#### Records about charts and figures
_ _ _ _

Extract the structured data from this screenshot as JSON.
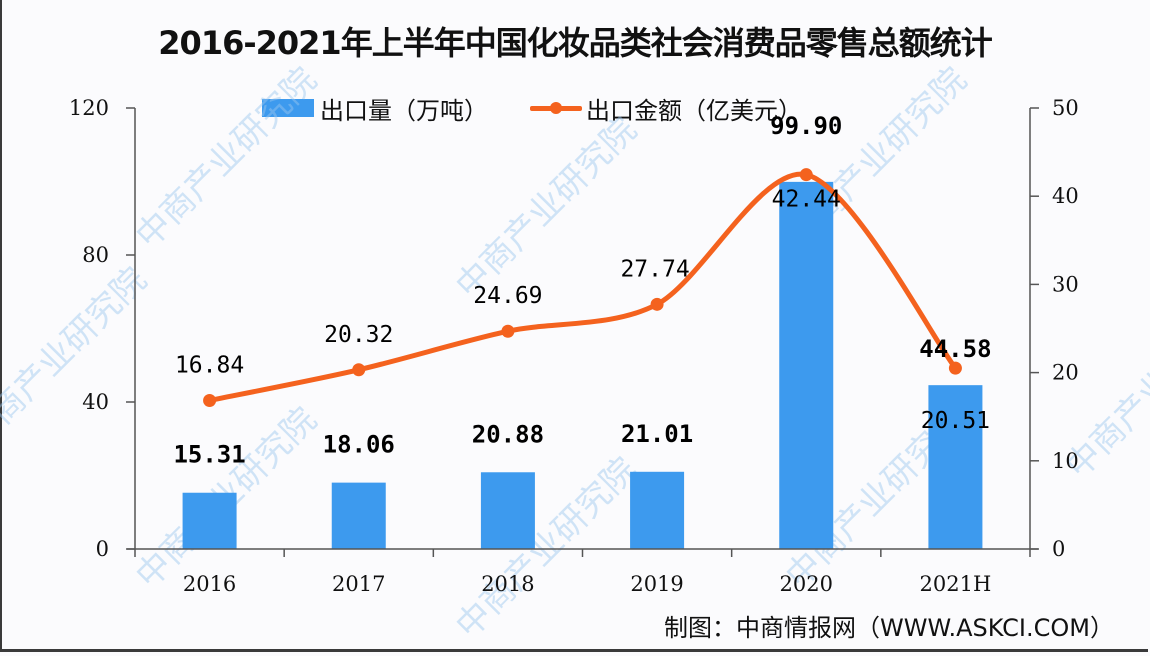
{
  "title": "2016-2021年上半年中国化妆品类社会消费品零售总额统计",
  "legend": {
    "bar_label": "出口量（万吨）",
    "line_label": "出口金额（亿美元）"
  },
  "colors": {
    "bar": "#3d9aee",
    "line": "#f4621e",
    "axis": "#555555"
  },
  "footer": "制图：中商情报网（WWW.ASKCI.COM）",
  "watermark": "中商产业研究院",
  "chart_data": {
    "type": "bar+line",
    "title": "2016-2021年上半年中国化妆品类社会消费品零售总额统计",
    "categories": [
      "2016",
      "2017",
      "2018",
      "2019",
      "2020",
      "2021H"
    ],
    "series": [
      {
        "name": "出口量（万吨）",
        "type": "bar",
        "axis": "left",
        "values": [
          15.31,
          18.06,
          20.88,
          21.01,
          99.9,
          44.58
        ],
        "labels": [
          "15.31",
          "18.06",
          "20.88",
          "21.01",
          "99.90",
          "44.58"
        ]
      },
      {
        "name": "出口金额（亿美元）",
        "type": "line",
        "axis": "right",
        "smooth": true,
        "values": [
          16.84,
          20.32,
          24.69,
          27.74,
          42.44,
          20.51
        ],
        "labels": [
          "16.84",
          "20.32",
          "24.69",
          "27.74",
          "42.44",
          "20.51"
        ]
      }
    ],
    "left_axis": {
      "ylim": [
        0,
        120
      ],
      "ticks": [
        "0",
        "40",
        "80",
        "120"
      ]
    },
    "right_axis": {
      "ylim": [
        0,
        50
      ],
      "ticks": [
        "0",
        "10",
        "20",
        "30",
        "40",
        "50"
      ]
    },
    "xlabel": "",
    "ylabel": "",
    "legend_position": "top",
    "grid": false
  }
}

_ _ _ _

#### WHAT THE EXERCISE ASKS
Pull out all lines in the data above that include "title".

#### WORKED ANSWER
  "title": "2016-2021年上半年中国化妆品类社会消费品零售总额统计",
    "title": "2016-2021年上半年中国化妆品类社会消费品零售总额统计",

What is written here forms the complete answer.